| WORK REQUIRED |
In the records that follow, show each line where the word "xlabel" is present.
=== DATA SECTION ===
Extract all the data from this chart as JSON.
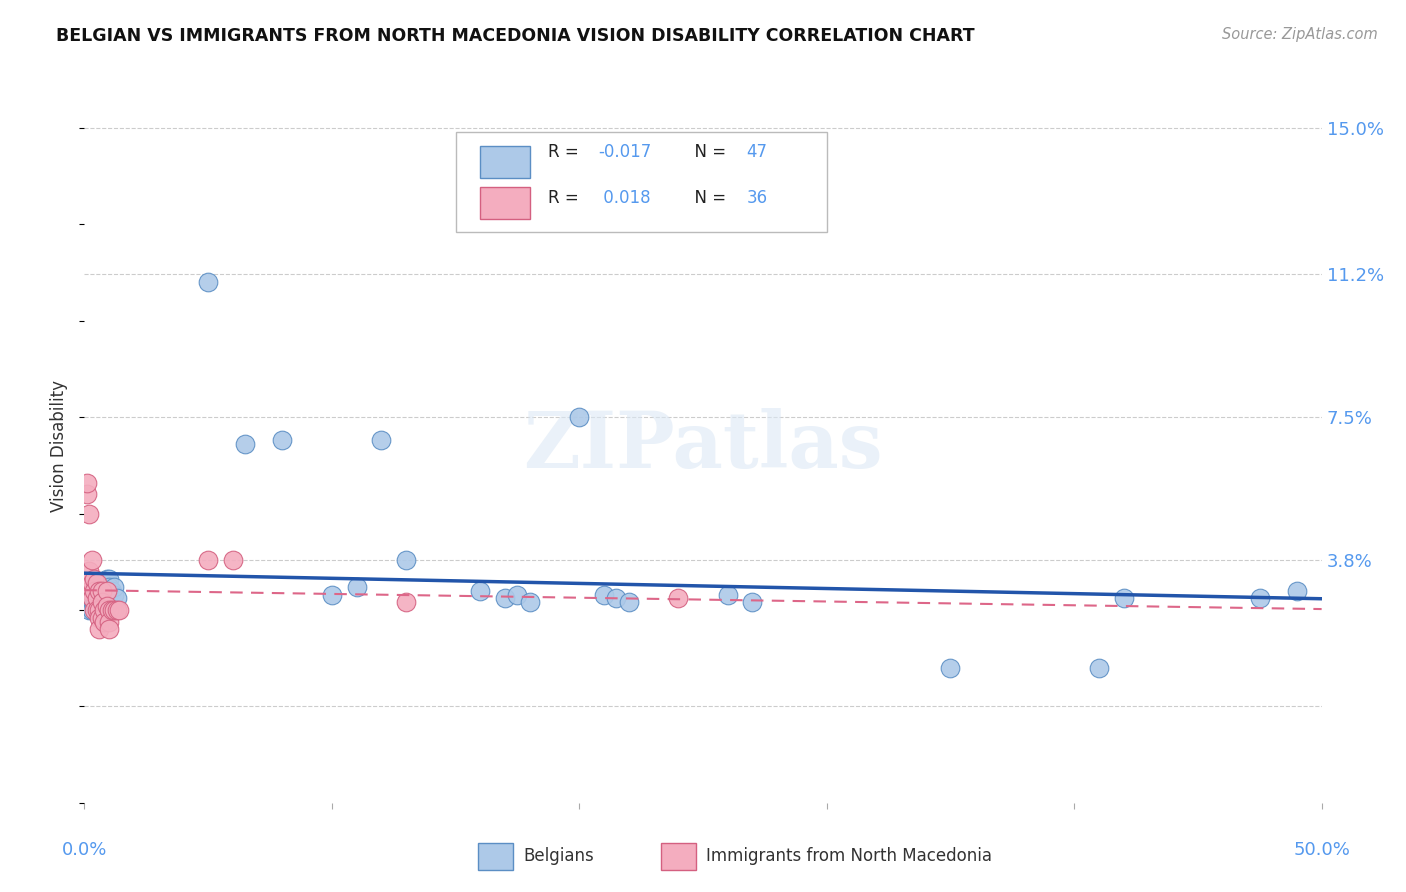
{
  "title": "BELGIAN VS IMMIGRANTS FROM NORTH MACEDONIA VISION DISABILITY CORRELATION CHART",
  "source": "Source: ZipAtlas.com",
  "ylabel": "Vision Disability",
  "watermark": "ZIPatlas",
  "belgian_color": "#adc9e8",
  "belgian_edge": "#5b8ec4",
  "macedonian_color": "#f4adbf",
  "macedonian_edge": "#d46080",
  "trend_belgian_color": "#2255aa",
  "trend_macedonian_color": "#dd6688",
  "R_belgian": -0.017,
  "N_belgian": 47,
  "R_macedonian": 0.018,
  "N_macedonian": 36,
  "xlim": [
    0.0,
    0.5
  ],
  "ylim": [
    -0.025,
    0.16
  ],
  "yticks": [
    0.0,
    0.038,
    0.075,
    0.112,
    0.15
  ],
  "ytick_labels": [
    "",
    "3.8%",
    "7.5%",
    "11.2%",
    "15.0%"
  ],
  "belgian_x": [
    0.001,
    0.002,
    0.002,
    0.003,
    0.003,
    0.004,
    0.004,
    0.005,
    0.005,
    0.006,
    0.006,
    0.007,
    0.007,
    0.007,
    0.008,
    0.008,
    0.009,
    0.009,
    0.01,
    0.01,
    0.01,
    0.011,
    0.012,
    0.012,
    0.013,
    0.05,
    0.065,
    0.08,
    0.1,
    0.11,
    0.12,
    0.13,
    0.16,
    0.17,
    0.175,
    0.18,
    0.2,
    0.21,
    0.215,
    0.22,
    0.26,
    0.27,
    0.35,
    0.41,
    0.42,
    0.475,
    0.49
  ],
  "belgian_y": [
    0.027,
    0.025,
    0.026,
    0.028,
    0.025,
    0.027,
    0.026,
    0.027,
    0.026,
    0.025,
    0.028,
    0.029,
    0.027,
    0.031,
    0.028,
    0.03,
    0.027,
    0.033,
    0.03,
    0.033,
    0.031,
    0.03,
    0.029,
    0.031,
    0.028,
    0.11,
    0.068,
    0.069,
    0.029,
    0.031,
    0.069,
    0.038,
    0.03,
    0.028,
    0.029,
    0.027,
    0.075,
    0.029,
    0.028,
    0.027,
    0.029,
    0.027,
    0.01,
    0.01,
    0.028,
    0.028,
    0.03
  ],
  "macedonian_x": [
    0.001,
    0.001,
    0.002,
    0.002,
    0.002,
    0.003,
    0.003,
    0.003,
    0.004,
    0.004,
    0.004,
    0.005,
    0.005,
    0.005,
    0.006,
    0.006,
    0.006,
    0.006,
    0.007,
    0.007,
    0.007,
    0.008,
    0.008,
    0.009,
    0.009,
    0.01,
    0.01,
    0.01,
    0.011,
    0.012,
    0.013,
    0.014,
    0.05,
    0.06,
    0.13,
    0.24
  ],
  "macedonian_y": [
    0.055,
    0.058,
    0.05,
    0.035,
    0.03,
    0.038,
    0.032,
    0.028,
    0.033,
    0.03,
    0.025,
    0.032,
    0.028,
    0.025,
    0.03,
    0.025,
    0.023,
    0.02,
    0.03,
    0.027,
    0.023,
    0.025,
    0.022,
    0.03,
    0.026,
    0.025,
    0.022,
    0.02,
    0.025,
    0.025,
    0.025,
    0.025,
    0.038,
    0.038,
    0.027,
    0.028
  ]
}
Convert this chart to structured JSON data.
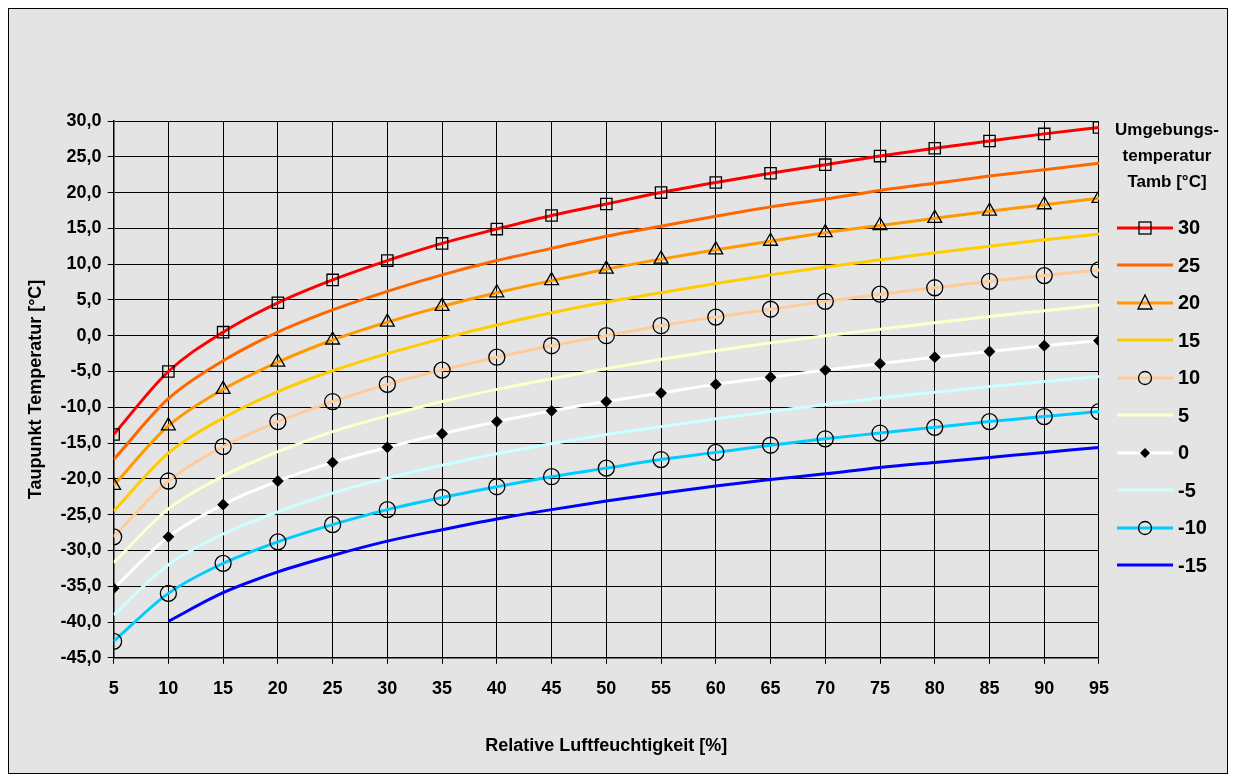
{
  "chart_data": {
    "type": "line",
    "xlabel": "Relative Luftfeuchtigkeit [%]",
    "ylabel": "Taupunkt Temperatur [°C]",
    "legend_title": "Umgebungs-temperatur Tamb [°C]",
    "legend": "right",
    "grid": true,
    "line_style": "solid",
    "x": [
      5,
      10,
      15,
      20,
      25,
      30,
      35,
      40,
      45,
      50,
      55,
      60,
      65,
      70,
      75,
      80,
      85,
      90,
      95
    ],
    "xlim": [
      5,
      95
    ],
    "xticks": [
      5,
      10,
      15,
      20,
      25,
      30,
      35,
      40,
      45,
      50,
      55,
      60,
      65,
      70,
      75,
      80,
      85,
      90,
      95
    ],
    "ylim": [
      -45,
      30
    ],
    "yticks": [
      {
        "value": -45,
        "label": "-45,0"
      },
      {
        "value": -40,
        "label": "-40,0"
      },
      {
        "value": -35,
        "label": "-35,0"
      },
      {
        "value": -30,
        "label": "-30,0"
      },
      {
        "value": -25,
        "label": "-25,0"
      },
      {
        "value": -20,
        "label": "-20,0"
      },
      {
        "value": -15,
        "label": "-15,0"
      },
      {
        "value": -10,
        "label": "-10,0"
      },
      {
        "value": -5,
        "label": "-5,0"
      },
      {
        "value": 0,
        "label": "0,0"
      },
      {
        "value": 5,
        "label": "5,0"
      },
      {
        "value": 10,
        "label": "10,0"
      },
      {
        "value": 15,
        "label": "15,0"
      },
      {
        "value": 20,
        "label": "20,0"
      },
      {
        "value": 25,
        "label": "25,0"
      },
      {
        "value": 30,
        "label": "30,0"
      }
    ],
    "series": [
      {
        "name": "30",
        "color": "#ff0000",
        "marker": "square",
        "values": [
          -13.8,
          -5.0,
          0.5,
          4.6,
          7.8,
          10.5,
          12.9,
          14.9,
          16.8,
          18.4,
          20.0,
          21.4,
          22.7,
          23.9,
          25.1,
          26.2,
          27.2,
          28.2,
          29.1
        ]
      },
      {
        "name": "25",
        "color": "#ff6600",
        "marker": "none",
        "values": [
          -17.3,
          -8.8,
          -3.5,
          0.5,
          3.6,
          6.2,
          8.5,
          10.5,
          12.2,
          13.9,
          15.3,
          16.7,
          18.0,
          19.1,
          20.3,
          21.3,
          22.3,
          23.2,
          24.1
        ]
      },
      {
        "name": "20",
        "color": "#ff9900",
        "marker": "triangle",
        "values": [
          -20.9,
          -12.6,
          -7.5,
          -3.7,
          -0.6,
          1.9,
          4.1,
          6.0,
          7.7,
          9.3,
          10.7,
          12.0,
          13.2,
          14.4,
          15.4,
          16.4,
          17.4,
          18.3,
          19.2
        ]
      },
      {
        "name": "15",
        "color": "#ffcc00",
        "marker": "none",
        "values": [
          -24.5,
          -16.4,
          -11.5,
          -7.8,
          -4.9,
          -2.5,
          -0.4,
          1.5,
          3.2,
          4.7,
          6.0,
          7.3,
          8.5,
          9.6,
          10.6,
          11.6,
          12.5,
          13.4,
          14.2
        ]
      },
      {
        "name": "10",
        "color": "#ffcc99",
        "marker": "circle",
        "values": [
          -28.1,
          -20.3,
          -15.5,
          -12.0,
          -9.2,
          -6.8,
          -4.8,
          -3.0,
          -1.4,
          0.0,
          1.4,
          2.6,
          3.7,
          4.8,
          5.8,
          6.7,
          7.6,
          8.4,
          9.2
        ]
      },
      {
        "name": "5",
        "color": "#ffffcc",
        "marker": "none",
        "values": [
          -31.7,
          -24.2,
          -19.6,
          -16.2,
          -13.4,
          -11.2,
          -9.2,
          -7.5,
          -6.0,
          -4.6,
          -3.3,
          -2.1,
          -1.0,
          0.0,
          0.9,
          1.8,
          2.7,
          3.5,
          4.3
        ]
      },
      {
        "name": "0",
        "color": "#ffffff",
        "marker": "diamond",
        "values": [
          -35.3,
          -28.1,
          -23.6,
          -20.3,
          -17.7,
          -15.6,
          -13.7,
          -12.0,
          -10.5,
          -9.2,
          -8.0,
          -6.8,
          -5.8,
          -4.8,
          -3.9,
          -3.0,
          -2.2,
          -1.4,
          -0.7
        ]
      },
      {
        "name": "-5",
        "color": "#ccffff",
        "marker": "none",
        "values": [
          -39.0,
          -32.0,
          -27.7,
          -24.6,
          -22.0,
          -19.9,
          -18.1,
          -16.5,
          -15.1,
          -13.8,
          -12.7,
          -11.6,
          -10.6,
          -9.6,
          -8.7,
          -7.9,
          -7.1,
          -6.4,
          -5.7
        ]
      },
      {
        "name": "-10",
        "color": "#00ccff",
        "marker": "circle",
        "values": [
          -42.7,
          -36.0,
          -31.8,
          -28.8,
          -26.4,
          -24.3,
          -22.6,
          -21.1,
          -19.7,
          -18.5,
          -17.3,
          -16.3,
          -15.3,
          -14.4,
          -13.6,
          -12.8,
          -12.0,
          -11.3,
          -10.6
        ]
      },
      {
        "name": "-15",
        "color": "#0000ff",
        "marker": "none",
        "values": [
          null,
          -39.9,
          -35.9,
          -33.0,
          -30.7,
          -28.7,
          -27.1,
          -25.6,
          -24.3,
          -23.1,
          -22.0,
          -21.0,
          -20.1,
          -19.3,
          -18.4,
          -17.7,
          -17.0,
          -16.3,
          -15.6
        ]
      }
    ]
  }
}
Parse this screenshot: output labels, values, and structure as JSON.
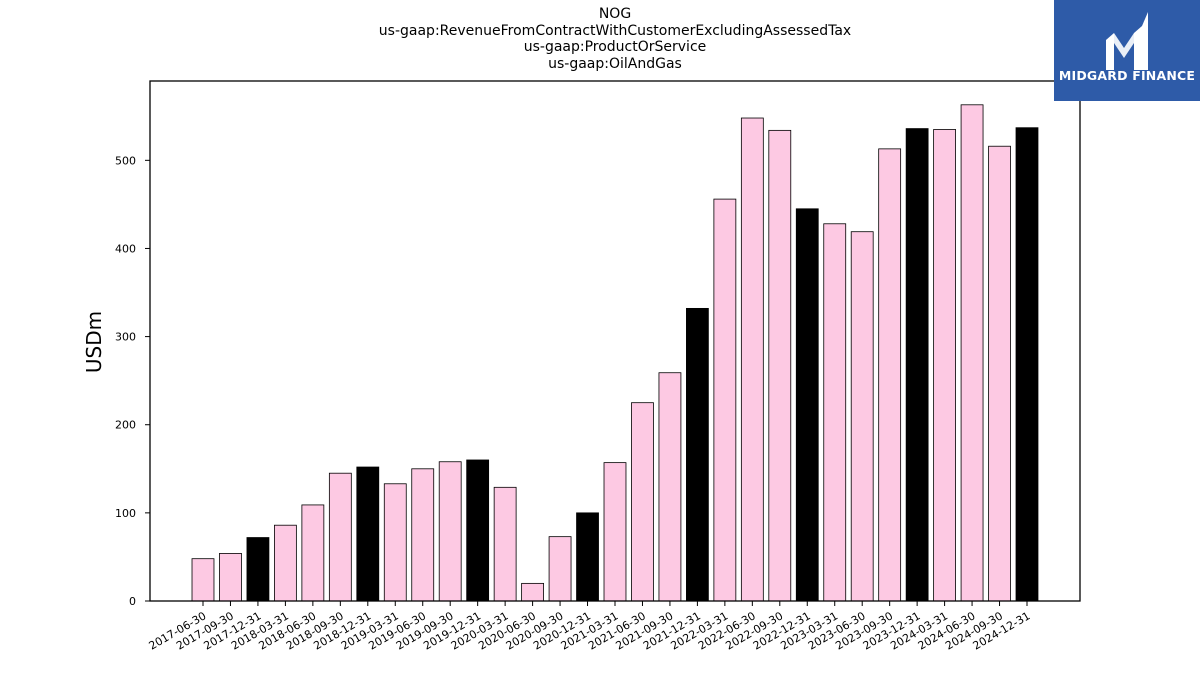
{
  "chart_data": {
    "type": "bar",
    "title_lines": [
      "NOG",
      "us-gaap:RevenueFromContractWithCustomerExcludingAssessedTax",
      "us-gaap:ProductOrService",
      "us-gaap:OilAndGas"
    ],
    "xlabel": "",
    "ylabel": "USDm",
    "ylim": [
      0,
      590
    ],
    "yticks": [
      0,
      100,
      200,
      300,
      400,
      500
    ],
    "categories": [
      "2017-06-30",
      "2017-09-30",
      "2017-12-31",
      "2018-03-31",
      "2018-06-30",
      "2018-09-30",
      "2018-12-31",
      "2019-03-31",
      "2019-06-30",
      "2019-09-30",
      "2019-12-31",
      "2020-03-31",
      "2020-06-30",
      "2020-09-30",
      "2020-12-31",
      "2021-03-31",
      "2021-06-30",
      "2021-09-30",
      "2021-12-31",
      "2022-03-31",
      "2022-06-30",
      "2022-09-30",
      "2022-12-31",
      "2023-03-31",
      "2023-06-30",
      "2023-09-30",
      "2023-12-31",
      "2024-03-31",
      "2024-06-30",
      "2024-09-30",
      "2024-12-31"
    ],
    "values": [
      48,
      54,
      72,
      86,
      109,
      145,
      152,
      133,
      150,
      158,
      160,
      129,
      20,
      73,
      100,
      157,
      225,
      259,
      332,
      456,
      548,
      534,
      445,
      428,
      419,
      513,
      536,
      535,
      563,
      516,
      537
    ],
    "bar_colors": {
      "quarter": "#fdc9e3",
      "year_end": "#000000",
      "edge": "#000000"
    },
    "grid": false
  },
  "logo": {
    "text": "MIDGARD FINANCE"
  }
}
===
| FINAL ANSWER |
    "xlabel": "Relative Luftfeuchtigkeit [%]",
    "xlabel": "",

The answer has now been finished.